## Given records
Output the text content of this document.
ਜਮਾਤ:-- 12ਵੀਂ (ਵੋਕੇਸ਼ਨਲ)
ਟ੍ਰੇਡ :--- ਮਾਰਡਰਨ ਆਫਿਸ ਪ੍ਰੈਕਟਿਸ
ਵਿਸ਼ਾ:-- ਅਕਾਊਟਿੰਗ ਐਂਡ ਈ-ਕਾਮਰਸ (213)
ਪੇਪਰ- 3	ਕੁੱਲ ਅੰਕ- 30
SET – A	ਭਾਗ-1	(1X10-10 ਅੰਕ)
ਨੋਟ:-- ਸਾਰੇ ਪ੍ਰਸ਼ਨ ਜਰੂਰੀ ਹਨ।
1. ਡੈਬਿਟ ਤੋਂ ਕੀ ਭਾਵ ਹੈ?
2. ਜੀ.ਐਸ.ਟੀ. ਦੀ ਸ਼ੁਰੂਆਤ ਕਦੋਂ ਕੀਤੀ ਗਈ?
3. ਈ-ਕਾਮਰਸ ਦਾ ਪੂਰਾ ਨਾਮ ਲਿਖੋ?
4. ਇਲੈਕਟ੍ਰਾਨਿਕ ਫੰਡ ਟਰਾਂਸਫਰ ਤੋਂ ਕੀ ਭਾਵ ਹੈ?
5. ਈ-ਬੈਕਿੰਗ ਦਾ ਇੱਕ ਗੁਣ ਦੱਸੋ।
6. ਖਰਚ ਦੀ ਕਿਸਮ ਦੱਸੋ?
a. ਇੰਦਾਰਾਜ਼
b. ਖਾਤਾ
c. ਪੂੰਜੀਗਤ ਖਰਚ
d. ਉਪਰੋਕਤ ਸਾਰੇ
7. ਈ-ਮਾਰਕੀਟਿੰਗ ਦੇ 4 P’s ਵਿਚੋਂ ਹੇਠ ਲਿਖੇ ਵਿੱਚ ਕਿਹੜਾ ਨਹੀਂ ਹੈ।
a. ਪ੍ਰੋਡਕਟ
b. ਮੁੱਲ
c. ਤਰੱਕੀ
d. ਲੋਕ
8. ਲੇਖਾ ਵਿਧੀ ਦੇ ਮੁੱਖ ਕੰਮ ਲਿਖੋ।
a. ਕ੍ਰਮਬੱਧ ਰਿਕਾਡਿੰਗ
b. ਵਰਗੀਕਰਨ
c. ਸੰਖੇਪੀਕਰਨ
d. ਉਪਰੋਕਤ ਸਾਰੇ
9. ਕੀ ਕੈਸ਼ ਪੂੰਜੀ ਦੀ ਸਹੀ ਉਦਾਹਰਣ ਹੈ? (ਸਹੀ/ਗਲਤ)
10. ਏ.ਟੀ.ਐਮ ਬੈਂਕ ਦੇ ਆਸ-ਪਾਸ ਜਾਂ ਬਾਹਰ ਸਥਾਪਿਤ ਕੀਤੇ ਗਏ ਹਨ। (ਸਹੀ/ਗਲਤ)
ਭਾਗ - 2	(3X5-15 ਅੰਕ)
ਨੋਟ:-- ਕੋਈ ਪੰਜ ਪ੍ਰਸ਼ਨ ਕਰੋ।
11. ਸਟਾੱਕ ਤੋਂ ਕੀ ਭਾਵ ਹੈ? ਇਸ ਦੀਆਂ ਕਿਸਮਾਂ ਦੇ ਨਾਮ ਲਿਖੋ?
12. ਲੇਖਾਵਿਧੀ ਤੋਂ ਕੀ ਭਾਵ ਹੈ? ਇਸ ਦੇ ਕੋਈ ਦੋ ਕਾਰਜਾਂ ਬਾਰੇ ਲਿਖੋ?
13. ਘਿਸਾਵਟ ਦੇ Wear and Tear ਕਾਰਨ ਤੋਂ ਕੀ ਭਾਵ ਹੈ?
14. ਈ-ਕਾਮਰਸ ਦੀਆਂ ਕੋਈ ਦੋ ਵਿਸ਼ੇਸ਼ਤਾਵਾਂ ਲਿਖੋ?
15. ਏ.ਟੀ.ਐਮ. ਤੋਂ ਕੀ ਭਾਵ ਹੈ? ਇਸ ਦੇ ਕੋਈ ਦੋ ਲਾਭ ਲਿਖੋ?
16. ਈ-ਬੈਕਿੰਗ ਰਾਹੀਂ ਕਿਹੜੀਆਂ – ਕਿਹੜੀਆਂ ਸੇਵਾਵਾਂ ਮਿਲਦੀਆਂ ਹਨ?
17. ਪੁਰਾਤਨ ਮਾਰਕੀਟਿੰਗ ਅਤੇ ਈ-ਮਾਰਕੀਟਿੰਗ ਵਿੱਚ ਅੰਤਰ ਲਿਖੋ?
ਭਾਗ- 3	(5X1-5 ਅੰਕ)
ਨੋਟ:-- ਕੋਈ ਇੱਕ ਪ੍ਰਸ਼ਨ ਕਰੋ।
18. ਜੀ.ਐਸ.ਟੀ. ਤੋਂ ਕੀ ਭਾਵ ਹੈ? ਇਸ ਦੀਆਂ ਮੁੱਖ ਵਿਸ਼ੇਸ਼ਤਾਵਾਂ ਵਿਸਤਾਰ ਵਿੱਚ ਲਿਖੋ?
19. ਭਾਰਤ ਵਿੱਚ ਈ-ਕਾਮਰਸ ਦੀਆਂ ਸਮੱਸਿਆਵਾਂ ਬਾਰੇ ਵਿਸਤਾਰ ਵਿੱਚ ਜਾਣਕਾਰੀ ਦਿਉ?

* * *

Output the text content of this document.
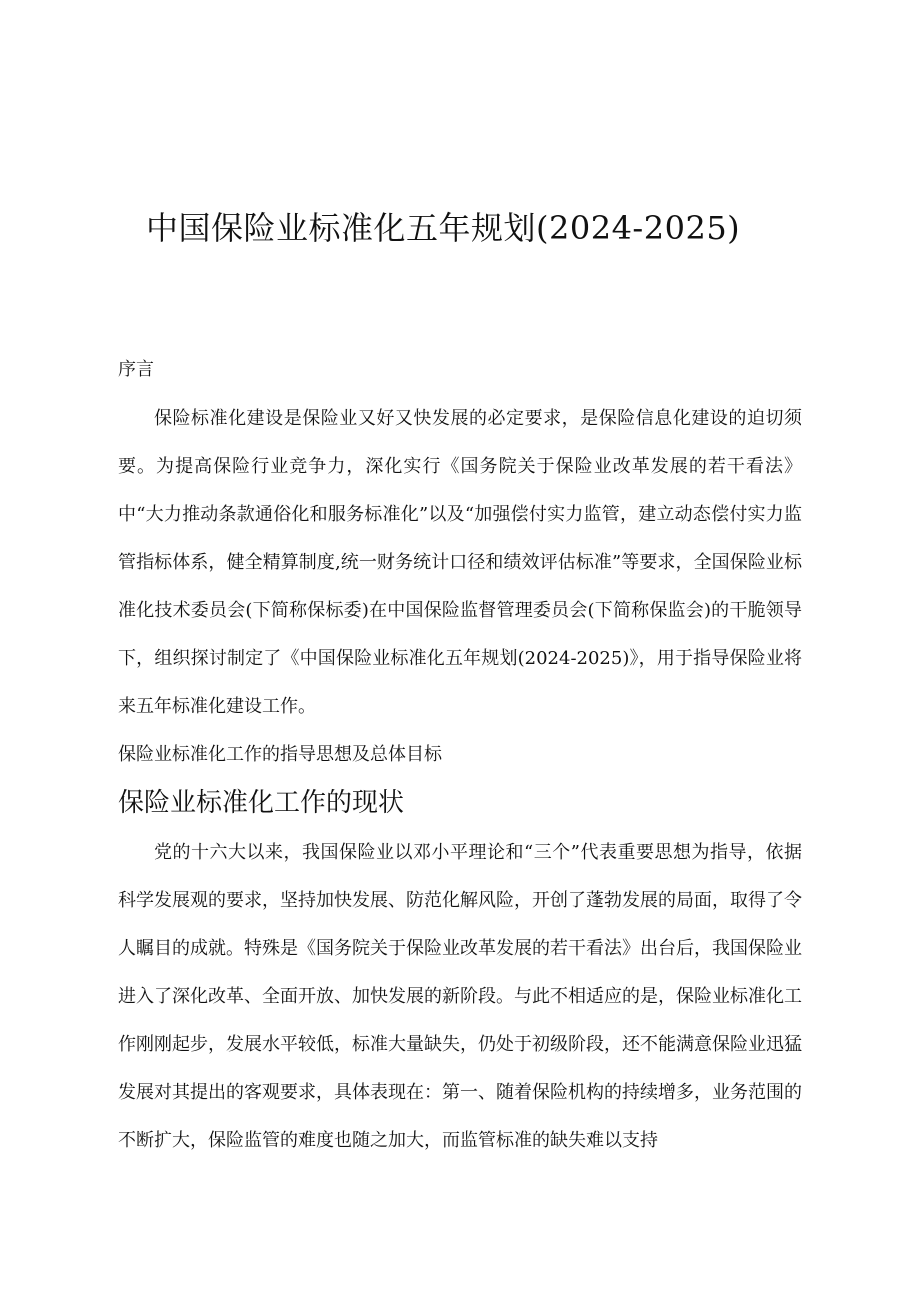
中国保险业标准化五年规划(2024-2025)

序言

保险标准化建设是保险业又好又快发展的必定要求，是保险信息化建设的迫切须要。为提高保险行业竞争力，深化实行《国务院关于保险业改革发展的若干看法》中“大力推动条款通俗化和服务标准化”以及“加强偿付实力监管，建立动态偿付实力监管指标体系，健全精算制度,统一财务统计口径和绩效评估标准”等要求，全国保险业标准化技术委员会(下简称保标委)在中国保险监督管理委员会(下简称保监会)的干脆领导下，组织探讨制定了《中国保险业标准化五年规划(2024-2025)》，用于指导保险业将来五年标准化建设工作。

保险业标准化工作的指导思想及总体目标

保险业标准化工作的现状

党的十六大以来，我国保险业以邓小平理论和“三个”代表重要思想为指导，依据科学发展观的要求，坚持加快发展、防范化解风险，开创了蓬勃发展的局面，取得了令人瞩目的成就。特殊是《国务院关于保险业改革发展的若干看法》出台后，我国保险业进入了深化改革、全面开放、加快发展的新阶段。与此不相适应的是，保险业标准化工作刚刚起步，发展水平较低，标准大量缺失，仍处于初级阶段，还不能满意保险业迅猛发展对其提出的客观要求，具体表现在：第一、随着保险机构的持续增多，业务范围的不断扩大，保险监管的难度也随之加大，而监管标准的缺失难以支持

## Aim of the task
What is the number of lines in the data that hold the string "中国保险业标准化五年规划"? Answer with the number only.

## Answer to this problem
2